**Request**
Copy all lines that contain the word "referitoare".

Items from a dataset:

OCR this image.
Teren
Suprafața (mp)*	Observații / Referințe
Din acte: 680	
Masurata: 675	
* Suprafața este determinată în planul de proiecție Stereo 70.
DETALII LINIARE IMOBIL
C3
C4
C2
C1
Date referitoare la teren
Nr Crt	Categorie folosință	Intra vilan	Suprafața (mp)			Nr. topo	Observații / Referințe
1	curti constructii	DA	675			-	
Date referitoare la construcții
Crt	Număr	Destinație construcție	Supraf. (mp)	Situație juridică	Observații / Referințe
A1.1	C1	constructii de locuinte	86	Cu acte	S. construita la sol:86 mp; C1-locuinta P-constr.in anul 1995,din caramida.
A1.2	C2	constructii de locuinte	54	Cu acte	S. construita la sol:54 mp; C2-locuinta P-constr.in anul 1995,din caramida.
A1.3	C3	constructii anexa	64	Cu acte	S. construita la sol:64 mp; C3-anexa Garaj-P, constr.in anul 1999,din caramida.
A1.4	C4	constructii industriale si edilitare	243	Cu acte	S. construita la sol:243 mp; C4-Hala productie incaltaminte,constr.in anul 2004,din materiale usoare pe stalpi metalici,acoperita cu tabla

**Task answer**
Date referitoare la teren
Date referitoare la construcții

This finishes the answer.